[Goal of the exercise]
Send back all the data below, exactly as given.
= = = =
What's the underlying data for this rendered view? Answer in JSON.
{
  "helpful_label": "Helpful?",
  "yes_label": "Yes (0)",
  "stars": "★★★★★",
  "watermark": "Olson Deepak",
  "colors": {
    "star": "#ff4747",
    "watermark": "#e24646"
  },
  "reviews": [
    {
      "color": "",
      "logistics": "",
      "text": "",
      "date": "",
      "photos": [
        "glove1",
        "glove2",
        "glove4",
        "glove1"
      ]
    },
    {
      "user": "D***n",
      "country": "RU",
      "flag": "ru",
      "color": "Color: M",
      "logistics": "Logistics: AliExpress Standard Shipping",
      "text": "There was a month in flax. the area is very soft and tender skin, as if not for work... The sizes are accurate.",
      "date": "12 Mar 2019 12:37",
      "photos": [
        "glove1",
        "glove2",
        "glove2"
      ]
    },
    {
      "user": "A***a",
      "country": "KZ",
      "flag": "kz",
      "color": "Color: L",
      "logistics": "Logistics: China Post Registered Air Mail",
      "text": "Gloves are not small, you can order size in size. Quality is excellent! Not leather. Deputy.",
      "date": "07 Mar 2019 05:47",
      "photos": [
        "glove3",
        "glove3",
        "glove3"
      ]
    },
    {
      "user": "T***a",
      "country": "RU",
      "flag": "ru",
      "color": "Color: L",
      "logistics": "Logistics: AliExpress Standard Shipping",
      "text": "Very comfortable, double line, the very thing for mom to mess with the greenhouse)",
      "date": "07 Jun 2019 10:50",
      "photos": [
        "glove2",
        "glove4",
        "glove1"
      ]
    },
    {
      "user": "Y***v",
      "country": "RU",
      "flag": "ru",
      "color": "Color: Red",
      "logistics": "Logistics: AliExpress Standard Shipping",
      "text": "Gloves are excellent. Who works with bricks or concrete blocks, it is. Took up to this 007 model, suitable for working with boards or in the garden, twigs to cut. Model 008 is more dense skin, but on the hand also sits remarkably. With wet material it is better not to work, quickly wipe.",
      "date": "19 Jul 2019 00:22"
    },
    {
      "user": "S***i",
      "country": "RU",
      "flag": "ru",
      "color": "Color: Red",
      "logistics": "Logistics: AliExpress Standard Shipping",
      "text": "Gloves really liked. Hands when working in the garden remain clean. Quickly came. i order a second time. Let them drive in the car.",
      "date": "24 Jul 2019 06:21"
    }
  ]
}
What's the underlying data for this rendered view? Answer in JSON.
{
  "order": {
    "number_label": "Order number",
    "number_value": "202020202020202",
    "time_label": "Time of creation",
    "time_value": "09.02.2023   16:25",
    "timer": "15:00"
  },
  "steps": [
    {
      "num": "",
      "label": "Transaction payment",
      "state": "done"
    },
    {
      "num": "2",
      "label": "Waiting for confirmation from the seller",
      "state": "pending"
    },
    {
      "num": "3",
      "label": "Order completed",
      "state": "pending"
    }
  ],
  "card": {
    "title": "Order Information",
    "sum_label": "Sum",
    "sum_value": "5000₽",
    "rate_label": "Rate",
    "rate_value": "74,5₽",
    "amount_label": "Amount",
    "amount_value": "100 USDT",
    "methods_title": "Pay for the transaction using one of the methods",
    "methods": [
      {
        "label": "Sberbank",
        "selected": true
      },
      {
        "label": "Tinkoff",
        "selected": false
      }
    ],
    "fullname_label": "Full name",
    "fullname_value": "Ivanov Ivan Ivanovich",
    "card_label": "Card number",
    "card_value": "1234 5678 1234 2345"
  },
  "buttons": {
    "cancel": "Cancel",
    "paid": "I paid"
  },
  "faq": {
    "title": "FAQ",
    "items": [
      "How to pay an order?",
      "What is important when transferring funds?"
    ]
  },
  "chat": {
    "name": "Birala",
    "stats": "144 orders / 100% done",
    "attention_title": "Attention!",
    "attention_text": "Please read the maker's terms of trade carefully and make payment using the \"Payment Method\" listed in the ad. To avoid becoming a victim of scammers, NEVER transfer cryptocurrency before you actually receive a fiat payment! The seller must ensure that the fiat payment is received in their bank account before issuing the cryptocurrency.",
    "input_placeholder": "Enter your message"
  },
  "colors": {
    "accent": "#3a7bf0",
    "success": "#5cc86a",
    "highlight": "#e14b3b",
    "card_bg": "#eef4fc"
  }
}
= = = =
[Result below]
What's the underlying data for this rendered view? Answer in JSON.
{
  "helpful_label": "Helpful?",
  "yes_label": "Yes (0)",
  "stars": "★★★★★",
  "watermark": "Olson Deepak",
  "colors": {
    "star": "#ff4747",
    "watermark": "#e24646"
  },
  "reviews": [
    {
      "color": "",
      "logistics": "",
      "text": "",
      "date": "",
      "photos": [
        "glove1",
        "glove2",
        "glove4",
        "glove1"
      ]
    },
    {
      "user": "D***n",
      "country": "RU",
      "flag": "ru",
      "color": "Color: M",
      "logistics": "Logistics: AliExpress Standard Shipping",
      "text": "There was a month in flax. the area is very soft and tender skin, as if not for work... The sizes are accurate.",
      "date": "12 Mar 2019 12:37",
      "photos": [
        "glove1",
        "glove2",
        "glove2"
      ]
    },
    {
      "user": "A***a",
      "country": "KZ",
      "flag": "kz",
      "color": "Color: L",
      "logistics": "Logistics: China Post Registered Air Mail",
      "text": "Gloves are not small, you can order size in size. Quality is excellent! Not leather. Deputy.",
      "date": "07 Mar 2019 05:47",
      "photos": [
        "glove3",
        "glove3",
        "glove3"
      ]
    },
    {
      "user": "T***a",
      "country": "RU",
      "flag": "ru",
      "color": "Color: L",
      "logistics": "Logistics: AliExpress Standard Shipping",
      "text": "Very comfortable, double line, the very thing for mom to mess with the greenhouse)",
      "date": "07 Jun 2019 10:50",
      "photos": [
        "glove2",
        "glove4",
        "glove1"
      ]
    },
    {
      "user": "Y***v",
      "country": "RU",
      "flag": "ru",
      "color": "Color: Red",
      "logistics": "Logistics: AliExpress Standard Shipping",
      "text": "Gloves are excellent. Who works with bricks or concrete blocks, it is. Took up to this 007 model, suitable for working with boards or in the garden, twigs to cut. Model 008 is more dense skin, but on the hand also sits remarkably. With wet material it is better not to work, quickly wipe.",
      "date": "19 Jul 2019 00:22"
    },
    {
      "user": "S***i",
      "country": "RU",
      "flag": "ru",
      "color": "Color: Red",
      "logistics": "Logistics: AliExpress Standard Shipping",
      "text": "Gloves really liked. Hands when working in the garden remain clean. Quickly came. i order a second time. Let them drive in the car.",
      "date": "24 Jul 2019 06:21"
    }
  ]
}
What's the underlying data for this rendered view? Answer in JSON.
{
  "order": {
    "number_label": "Order number",
    "number_value": "202020202020202",
    "time_label": "Time of creation",
    "time_value": "09.02.2023   16:25",
    "timer": "15:00"
  },
  "steps": [
    {
      "num": "",
      "label": "Transaction payment",
      "state": "done"
    },
    {
      "num": "2",
      "label": "Waiting for confirmation from the seller",
      "state": "pending"
    },
    {
      "num": "3",
      "label": "Order completed",
      "state": "pending"
    }
  ],
  "card": {
    "title": "Order Information",
    "sum_label": "Sum",
    "sum_value": "5000₽",
    "rate_label": "Rate",
    "rate_value": "74,5₽",
    "amount_label": "Amount",
    "amount_value": "100 USDT",
    "methods_title": "Pay for the transaction using one of the methods",
    "methods": [
      {
        "label": "Sberbank",
        "selected": true
      },
      {
        "label": "Tinkoff",
        "selected": false
      }
    ],
    "fullname_label": "Full name",
    "fullname_value": "Ivanov Ivan Ivanovich",
    "card_label": "Card number",
    "card_value": "1234 5678 1234 2345"
  },
  "buttons": {
    "cancel": "Cancel",
    "paid": "I paid"
  },
  "faq": {
    "title": "FAQ",
    "items": [
      "How to pay an order?",
      "What is important when transferring funds?"
    ]
  },
  "chat": {
    "name": "Birala",
    "stats": "144 orders / 100% done",
    "attention_title": "Attention!",
    "attention_text": "Please read the maker's terms of trade carefully and make payment using the \"Payment Method\" listed in the ad. To avoid becoming a victim of scammers, NEVER transfer cryptocurrency before you actually receive a fiat payment! The seller must ensure that the fiat payment is received in their bank account before issuing the cryptocurrency.",
    "input_placeholder": "Enter your message"
  },
  "colors": {
    "accent": "#3a7bf0",
    "success": "#5cc86a",
    "highlight": "#e14b3b",
    "card_bg": "#eef4fc"
  }
}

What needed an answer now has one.